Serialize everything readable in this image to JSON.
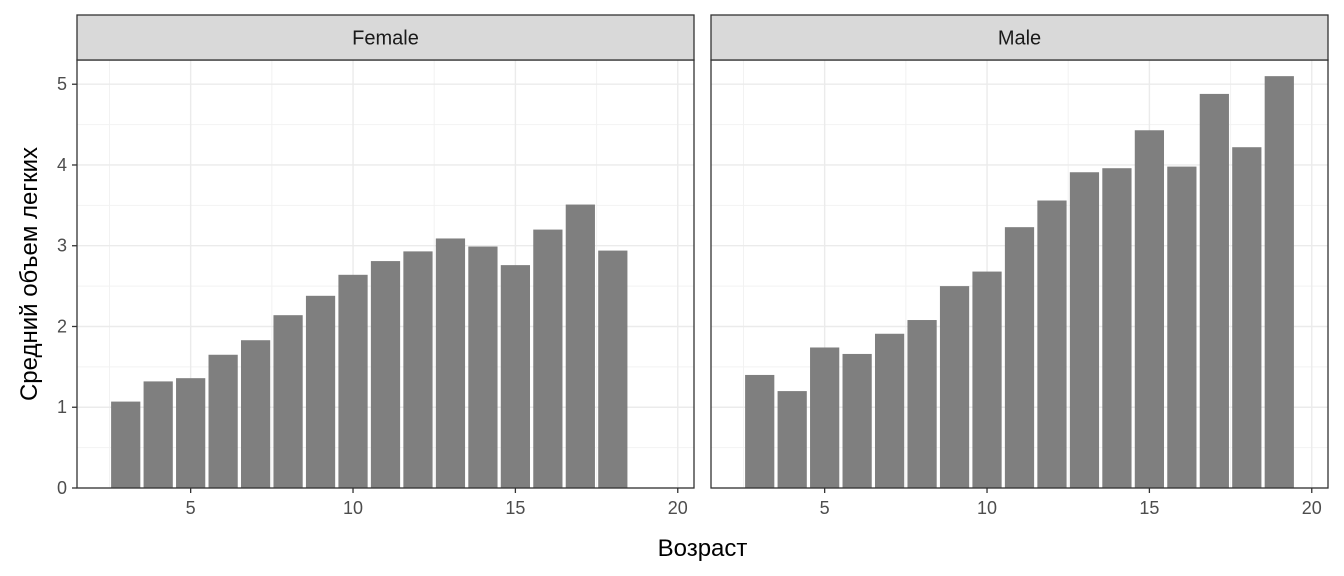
{
  "chart_data": {
    "type": "bar",
    "xlabel": "Возраст",
    "ylabel": "Средний объем легких",
    "ylim": [
      0,
      5.3
    ],
    "xlim": [
      1.5,
      20.5
    ],
    "x_ticks": [
      5,
      10,
      15,
      20
    ],
    "y_ticks": [
      0,
      1,
      2,
      3,
      4,
      5
    ],
    "grid": true,
    "bar_color": "#7f7f7f",
    "panels": [
      {
        "name": "Female",
        "x": [
          3,
          4,
          5,
          6,
          7,
          8,
          9,
          10,
          11,
          12,
          13,
          14,
          15,
          16,
          17,
          18
        ],
        "values": [
          1.07,
          1.32,
          1.36,
          1.65,
          1.83,
          2.14,
          2.38,
          2.64,
          2.81,
          2.93,
          3.09,
          2.99,
          2.76,
          3.2,
          3.51,
          2.94
        ]
      },
      {
        "name": "Male",
        "x": [
          3,
          4,
          5,
          6,
          7,
          8,
          9,
          10,
          11,
          12,
          13,
          14,
          15,
          16,
          17,
          18,
          19
        ],
        "values": [
          1.4,
          1.2,
          1.74,
          1.66,
          1.91,
          2.08,
          2.5,
          2.68,
          3.23,
          3.56,
          3.91,
          3.96,
          4.43,
          3.98,
          4.88,
          4.22,
          5.1
        ]
      }
    ]
  }
}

_PROBLEM DETAILS_. Repeat the material above in full and exactly, apart from the pictures.

_SOLVED EXERCISE_.
Serialize everything readable in this image to JSON.
{
  "chart_data": {
    "type": "bar",
    "xlabel": "Возраст",
    "ylabel": "Средний объем легких",
    "ylim": [
      0,
      5.3
    ],
    "xlim": [
      1.5,
      20.5
    ],
    "x_ticks": [
      5,
      10,
      15,
      20
    ],
    "y_ticks": [
      0,
      1,
      2,
      3,
      4,
      5
    ],
    "grid": true,
    "bar_color": "#7f7f7f",
    "panels": [
      {
        "name": "Female",
        "x": [
          3,
          4,
          5,
          6,
          7,
          8,
          9,
          10,
          11,
          12,
          13,
          14,
          15,
          16,
          17,
          18
        ],
        "values": [
          1.07,
          1.32,
          1.36,
          1.65,
          1.83,
          2.14,
          2.38,
          2.64,
          2.81,
          2.93,
          3.09,
          2.99,
          2.76,
          3.2,
          3.51,
          2.94
        ]
      },
      {
        "name": "Male",
        "x": [
          3,
          4,
          5,
          6,
          7,
          8,
          9,
          10,
          11,
          12,
          13,
          14,
          15,
          16,
          17,
          18,
          19
        ],
        "values": [
          1.4,
          1.2,
          1.74,
          1.66,
          1.91,
          2.08,
          2.5,
          2.68,
          3.23,
          3.56,
          3.91,
          3.96,
          4.43,
          3.98,
          4.88,
          4.22,
          5.1
        ]
      }
    ]
  }
}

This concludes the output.